What the exercise asks
Word for word, repeat the entries, minus the pictures.

## Start Records for processing

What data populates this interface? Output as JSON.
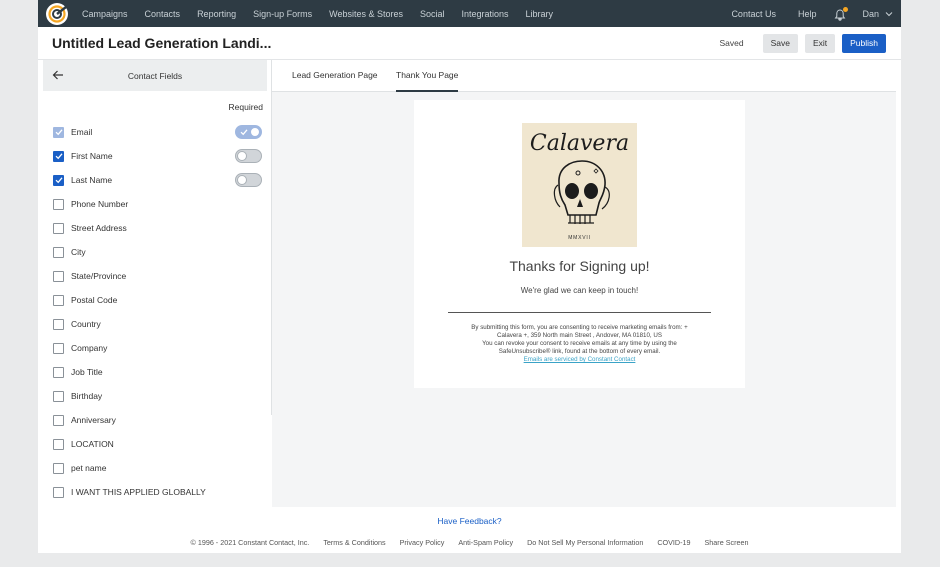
{
  "nav": {
    "items": [
      "Campaigns",
      "Contacts",
      "Reporting",
      "Sign-up Forms",
      "Websites & Stores",
      "Social",
      "Integrations",
      "Library"
    ],
    "contact_us": "Contact Us",
    "help": "Help",
    "user": "Dan",
    "accent": "#f5a623"
  },
  "header": {
    "title": "Untitled Lead Generation Landi...",
    "saved": "Saved",
    "save": "Save",
    "exit": "Exit",
    "publish": "Publish"
  },
  "sidebar": {
    "title": "Contact Fields",
    "required_label": "Required",
    "fields": [
      {
        "label": "Email",
        "checked": true,
        "disabled": true,
        "toggle": "on"
      },
      {
        "label": "First Name",
        "checked": true,
        "toggle": "off"
      },
      {
        "label": "Last Name",
        "checked": true,
        "toggle": "off"
      },
      {
        "label": "Phone Number",
        "checked": false
      },
      {
        "label": "Street Address",
        "checked": false
      },
      {
        "label": "City",
        "checked": false
      },
      {
        "label": "State/Province",
        "checked": false
      },
      {
        "label": "Postal Code",
        "checked": false
      },
      {
        "label": "Country",
        "checked": false
      },
      {
        "label": "Company",
        "checked": false
      },
      {
        "label": "Job Title",
        "checked": false
      },
      {
        "label": "Birthday",
        "checked": false
      },
      {
        "label": "Anniversary",
        "checked": false
      },
      {
        "label": "LOCATION",
        "checked": false
      },
      {
        "label": "pet name",
        "checked": false
      },
      {
        "label": "I WANT THIS APPLIED GLOBALLY",
        "checked": false
      }
    ]
  },
  "tabs": {
    "lead": "Lead Generation Page",
    "thanks": "Thank You Page"
  },
  "preview": {
    "brand_word": "Calavera",
    "brand_year": "MMXVII",
    "heading": "Thanks for Signing up!",
    "subheading": "We're glad we can keep in touch!",
    "consent_line1": "By submitting this form, you are consenting to receive marketing emails from: +",
    "consent_line2": "Calavera +, 359 North main Street , Andover, MA 01810, US",
    "consent_line3": "You can revoke your consent to receive emails at any time by using the",
    "consent_line4": "SafeUnsubscribe® link, found at the bottom of every email.",
    "consent_link": "Emails are serviced by Constant Contact"
  },
  "footer": {
    "feedback": "Have Feedback?",
    "links": [
      "© 1996 - 2021 Constant Contact, Inc.",
      "Terms & Conditions",
      "Privacy Policy",
      "Anti-Spam Policy",
      "Do Not Sell My Personal Information",
      "COVID-19",
      "Share Screen"
    ]
  }
}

## End Records for processing

Worked solution
What data populates this interface? Output as JSON.
{
  "nav": {
    "items": [
      "Campaigns",
      "Contacts",
      "Reporting",
      "Sign-up Forms",
      "Websites & Stores",
      "Social",
      "Integrations",
      "Library"
    ],
    "contact_us": "Contact Us",
    "help": "Help",
    "user": "Dan",
    "accent": "#f5a623"
  },
  "header": {
    "title": "Untitled Lead Generation Landi...",
    "saved": "Saved",
    "save": "Save",
    "exit": "Exit",
    "publish": "Publish"
  },
  "sidebar": {
    "title": "Contact Fields",
    "required_label": "Required",
    "fields": [
      {
        "label": "Email",
        "checked": true,
        "disabled": true,
        "toggle": "on"
      },
      {
        "label": "First Name",
        "checked": true,
        "toggle": "off"
      },
      {
        "label": "Last Name",
        "checked": true,
        "toggle": "off"
      },
      {
        "label": "Phone Number",
        "checked": false
      },
      {
        "label": "Street Address",
        "checked": false
      },
      {
        "label": "City",
        "checked": false
      },
      {
        "label": "State/Province",
        "checked": false
      },
      {
        "label": "Postal Code",
        "checked": false
      },
      {
        "label": "Country",
        "checked": false
      },
      {
        "label": "Company",
        "checked": false
      },
      {
        "label": "Job Title",
        "checked": false
      },
      {
        "label": "Birthday",
        "checked": false
      },
      {
        "label": "Anniversary",
        "checked": false
      },
      {
        "label": "LOCATION",
        "checked": false
      },
      {
        "label": "pet name",
        "checked": false
      },
      {
        "label": "I WANT THIS APPLIED GLOBALLY",
        "checked": false
      }
    ]
  },
  "tabs": {
    "lead": "Lead Generation Page",
    "thanks": "Thank You Page"
  },
  "preview": {
    "brand_word": "Calavera",
    "brand_year": "MMXVII",
    "heading": "Thanks for Signing up!",
    "subheading": "We're glad we can keep in touch!",
    "consent_line1": "By submitting this form, you are consenting to receive marketing emails from: +",
    "consent_line2": "Calavera +, 359 North main Street , Andover, MA 01810, US",
    "consent_line3": "You can revoke your consent to receive emails at any time by using the",
    "consent_line4": "SafeUnsubscribe® link, found at the bottom of every email.",
    "consent_link": "Emails are serviced by Constant Contact"
  },
  "footer": {
    "feedback": "Have Feedback?",
    "links": [
      "© 1996 - 2021 Constant Contact, Inc.",
      "Terms & Conditions",
      "Privacy Policy",
      "Anti-Spam Policy",
      "Do Not Sell My Personal Information",
      "COVID-19",
      "Share Screen"
    ]
  }
}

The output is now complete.